The problem.
Copy word for word the lines below, from the line containing "legend-box (401, 62, 571, 158)" to the line containing "plot-area: 20000 40000", including both of those lines.

Data in this exercise.
====

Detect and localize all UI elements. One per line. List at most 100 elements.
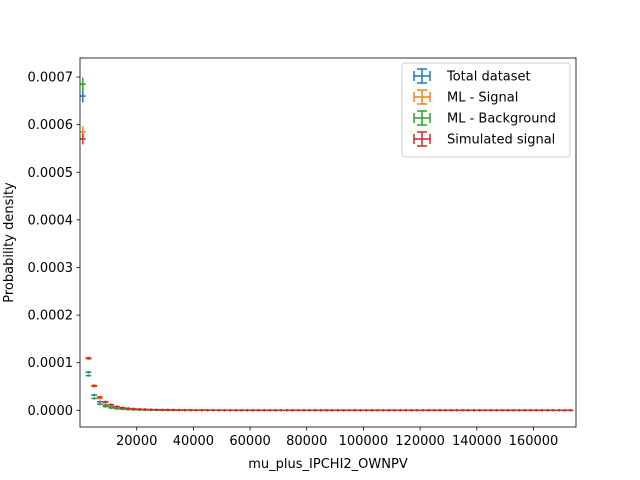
legend-box (401, 62, 571, 158)
legend-label: Total dataset (446, 70, 531, 85)
data-point (499, 409, 506, 412)
data-point (108, 403, 115, 406)
legend-label: Simulated signal (447, 133, 555, 148)
data-point (244, 409, 251, 412)
x-axis-label: mu_plus_IPCHI2_OWNPV (248, 457, 408, 472)
data-point (148, 408, 154, 411)
data-point (267, 409, 273, 412)
data-point (114, 407, 120, 410)
data-point (369, 409, 375, 412)
y-tick-label: 0.0002 (28, 309, 74, 324)
data-point (255, 409, 262, 412)
data-point (238, 409, 245, 412)
data-point (91, 393, 98, 397)
data-point (233, 409, 239, 412)
data-point (170, 408, 177, 412)
data-point (108, 406, 115, 410)
data-point (80, 77, 86, 91)
legend-label: ML - Signal (447, 91, 518, 106)
x-tick-label: 60000 (229, 434, 270, 449)
legend-entry: ML - Signal (413, 89, 518, 106)
x-tick-label: 40000 (173, 434, 214, 449)
y-tick-label: 0.0007 (28, 71, 74, 86)
data-point (142, 408, 149, 411)
data-point (153, 408, 160, 411)
y-tick-label: 0.0004 (28, 213, 74, 228)
plot-area: 20000 40000 60000 80000 100000 120000 140000 16… (28, 57, 577, 449)
x-tick-label: 80000 (286, 434, 327, 449)
data-point (335, 409, 341, 412)
series-simulated-signal (80, 133, 574, 412)
data-point (102, 405, 109, 408)
data-point (380, 409, 387, 412)
data-point (85, 356, 92, 360)
data-point (437, 409, 443, 412)
data-point (567, 409, 574, 412)
data-point (80, 133, 86, 145)
data-point (471, 409, 477, 412)
data-point (533, 409, 540, 412)
data-point (329, 409, 336, 412)
data-point (97, 400, 103, 403)
legend-entry: Simulated signal (413, 131, 555, 148)
data-point (386, 409, 392, 412)
data-point (414, 409, 421, 412)
data-point (493, 409, 500, 412)
data-point (284, 409, 290, 412)
data-point (522, 409, 528, 412)
data-point (221, 409, 228, 412)
data-point (340, 409, 347, 412)
axes-frame (79, 57, 577, 428)
y-tick-label: 0.0006 (28, 118, 74, 133)
legend-entry: Total dataset (413, 68, 531, 85)
data-point (193, 408, 200, 412)
data-point (227, 409, 234, 412)
data-point (131, 407, 137, 411)
data-point (91, 384, 98, 387)
data-point (204, 409, 211, 412)
data-point (85, 374, 92, 377)
data-point (210, 409, 217, 412)
data-point (114, 405, 120, 408)
y-tick-label: 0.0000 (28, 404, 74, 419)
data-point (323, 409, 330, 412)
data-point (391, 409, 398, 412)
data-point (544, 409, 551, 412)
data-point (465, 409, 472, 412)
legend-label: ML - Background (447, 112, 556, 127)
data-point (216, 409, 222, 412)
y-tick-label: 0.0003 (28, 261, 74, 276)
data-point (97, 395, 103, 399)
data-point (442, 409, 449, 412)
data-point (550, 409, 557, 412)
data-point (408, 409, 415, 412)
data-point (176, 408, 183, 412)
data-point (459, 409, 466, 412)
data-point (476, 409, 483, 412)
data-point (482, 409, 489, 412)
x-axis-ticks: 20000 40000 60000 80000 100000 120000 140000 16… (116, 427, 558, 449)
data-point (527, 409, 534, 412)
data-point (289, 409, 296, 412)
data-point (346, 409, 353, 412)
data-point (448, 409, 455, 412)
data-point (102, 400, 109, 403)
x-tick-label: 20000 (116, 434, 157, 449)
data-point (318, 409, 324, 412)
data-point (125, 407, 132, 410)
data-point (312, 409, 319, 412)
x-tick-label: 120000 (395, 434, 445, 449)
data-point (539, 409, 545, 412)
data-point (80, 89, 86, 103)
data-point (85, 371, 92, 374)
y-tick-label: 0.0005 (28, 166, 74, 181)
data-point (352, 409, 358, 412)
data-point (272, 409, 279, 412)
x-tick-label: 160000 (509, 434, 559, 449)
data-point (165, 408, 171, 412)
data-point (119, 406, 126, 409)
data-point (431, 409, 438, 412)
data-point (357, 409, 364, 412)
data-point (420, 409, 426, 412)
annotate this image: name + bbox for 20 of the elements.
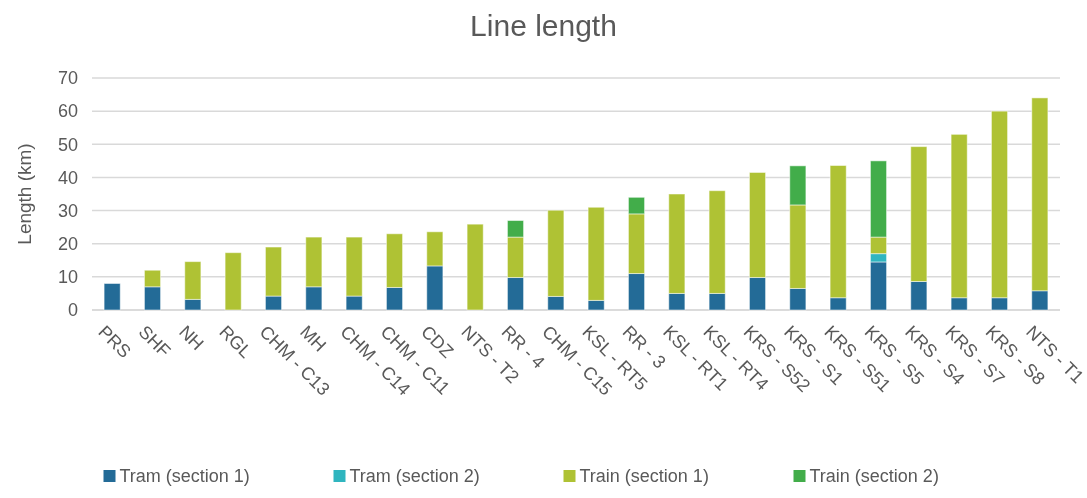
legend-label: Train (section 1) xyxy=(579,466,709,486)
bar xyxy=(103,282,121,311)
y-tick-label: 40 xyxy=(57,167,78,188)
y-tick-label: 0 xyxy=(67,300,78,321)
x-tick-label: MH xyxy=(296,321,331,356)
y-tick-label: 50 xyxy=(57,134,78,155)
x-tick-label: SHF xyxy=(134,321,175,362)
chart-title: Line length xyxy=(470,9,617,42)
y-tick-label: 20 xyxy=(57,234,78,255)
legend-label: Train (section 2) xyxy=(809,466,939,486)
bar xyxy=(466,223,484,311)
y-tick-label: 70 xyxy=(57,68,78,89)
y-tick-label: 60 xyxy=(57,101,78,122)
y-tick-label: 10 xyxy=(57,267,78,288)
legend-label: Tram (section 1) xyxy=(119,466,250,486)
y-axis-title: Length (km) xyxy=(13,143,35,245)
bar xyxy=(224,252,242,311)
legend-label: Tram (section 2) xyxy=(349,466,480,486)
x-tick-label: NH xyxy=(175,321,208,355)
y-tick-label: 30 xyxy=(57,200,78,221)
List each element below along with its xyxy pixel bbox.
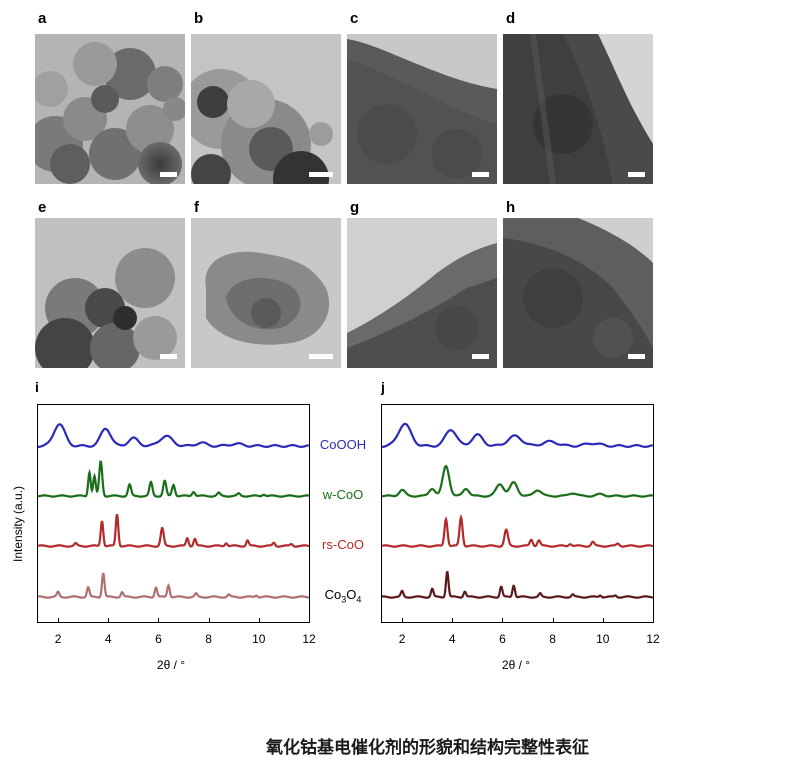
- x-tick-label: 2: [398, 632, 406, 646]
- series-label-co3o4-text: Co3O4: [324, 587, 362, 605]
- x-tick-mark: [208, 618, 210, 623]
- x-axis-title-j: 2θ / °: [501, 658, 531, 672]
- x-tick-label: 6: [499, 632, 506, 646]
- panel-label-h: h: [506, 199, 516, 216]
- x-tick-label: 8: [549, 632, 556, 646]
- xrd-plot-i: [37, 404, 310, 623]
- x-axis-title-i: 2θ / °: [156, 658, 186, 672]
- tem-image-e: [35, 218, 185, 368]
- x-tick-mark: [502, 618, 504, 623]
- x-tick-label: 6: [155, 632, 162, 646]
- x-tick-label: 4: [448, 632, 456, 646]
- x-tick-mark: [108, 618, 110, 623]
- scale-bar-b: [309, 172, 333, 177]
- x-tick-label: 12: [646, 632, 660, 646]
- tem-image-g: [347, 218, 497, 368]
- tem-image-h: [503, 218, 653, 368]
- scale-bar-g: [472, 354, 489, 359]
- x-tick-mark: [158, 618, 160, 623]
- x-tick-mark: [309, 618, 310, 623]
- panel-label-c: c: [350, 10, 359, 27]
- series-label-w-coo: w-CoO: [321, 487, 365, 502]
- panel-label-d: d: [506, 10, 516, 27]
- xrd-series-line-1: [37, 460, 309, 498]
- tem-image-d: [503, 34, 653, 184]
- scale-bar-e: [160, 354, 177, 359]
- x-tick-mark: [452, 618, 454, 623]
- series-label-rs-coo: rs-CoO: [321, 537, 365, 552]
- scale-bar-h: [628, 354, 645, 359]
- figure-caption: 氧化钴基电催化剂的形貌和结构完整性表征: [266, 738, 589, 758]
- xrd-series-line-2: [37, 513, 310, 548]
- x-tick-mark: [653, 618, 654, 623]
- scale-bar-d: [628, 172, 645, 177]
- x-tick-label: 8: [205, 632, 212, 646]
- tem-image-f: [191, 218, 341, 368]
- panel-label-g: g: [350, 199, 360, 216]
- tem-image-b: [191, 34, 341, 184]
- xrd-series-line-0: [382, 422, 654, 448]
- xrd-series-line-1: [381, 464, 653, 498]
- tem-image-c: [347, 34, 497, 184]
- x-tick-label: 2: [54, 632, 62, 646]
- x-tick-label: 12: [302, 632, 316, 646]
- xrd-plot-j-canvas: [381, 422, 654, 599]
- scale-bar-f: [309, 354, 333, 359]
- series-label-co3o4: Co3O4: [323, 587, 363, 605]
- x-tick-mark: [602, 618, 604, 623]
- scale-bar-a: [160, 172, 177, 177]
- y-axis-title-i: Intensity (a.u.): [11, 485, 25, 562]
- xrd-series-line-3: [38, 572, 310, 599]
- xrd-series-line-0: [38, 423, 310, 448]
- tem-image-a: [35, 34, 185, 184]
- xrd-series-line-2: [381, 513, 654, 548]
- panel-label-a: a: [38, 10, 47, 27]
- xrd-series-line-3: [382, 571, 654, 599]
- xrd-plot-j: [381, 404, 654, 623]
- panel-label-i: i: [35, 379, 39, 395]
- scale-bar-c: [472, 172, 489, 177]
- xrd-plot-i-canvas: [37, 423, 310, 599]
- x-tick-label: 10: [596, 632, 610, 646]
- x-tick-mark: [258, 618, 260, 623]
- x-tick-mark: [402, 618, 404, 623]
- x-tick-label: 10: [252, 632, 266, 646]
- x-tick-mark: [552, 618, 554, 623]
- series-label-cooh: CoOOH: [318, 437, 368, 452]
- panel-label-j: j: [381, 379, 385, 395]
- x-tick-label: 4: [104, 632, 112, 646]
- panel-label-b: b: [194, 10, 204, 27]
- panel-label-f: f: [194, 199, 199, 216]
- panel-label-e: e: [38, 199, 47, 216]
- x-tick-mark: [58, 618, 60, 623]
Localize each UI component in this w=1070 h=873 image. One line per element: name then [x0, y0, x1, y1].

====

Finished task.
legend-box (401, 62, 571, 158)
legend-label: Total dataset (446, 70, 531, 85)
data-point (499, 409, 506, 412)
data-point (108, 403, 115, 406)
legend-label: Simulated signal (447, 133, 555, 148)
data-point (244, 409, 251, 412)
x-axis-label: mu_plus_IPCHI2_OWNPV (248, 457, 408, 472)
data-point (148, 408, 154, 411)
data-point (267, 409, 273, 412)
data-point (114, 407, 120, 410)
data-point (369, 409, 375, 412)
y-tick-label: 0.0002 (28, 309, 74, 324)
data-point (255, 409, 262, 412)
data-point (238, 409, 245, 412)
data-point (91, 393, 98, 397)
data-point (233, 409, 239, 412)
data-point (170, 408, 177, 412)
data-point (108, 406, 115, 410)
data-point (80, 77, 86, 91)
legend-label: ML - Signal (447, 91, 518, 106)
x-tick-label: 60000 (229, 434, 270, 449)
legend-entry: ML - Signal (413, 89, 518, 106)
x-tick-label: 40000 (173, 434, 214, 449)
y-tick-label: 0.0007 (28, 71, 74, 86)
data-point (142, 408, 149, 411)
data-point (153, 408, 160, 411)
y-tick-label: 0.0004 (28, 213, 74, 228)
plot-area: 20000 40000 60000 80000 100000 120000 140000 16… (28, 57, 577, 449)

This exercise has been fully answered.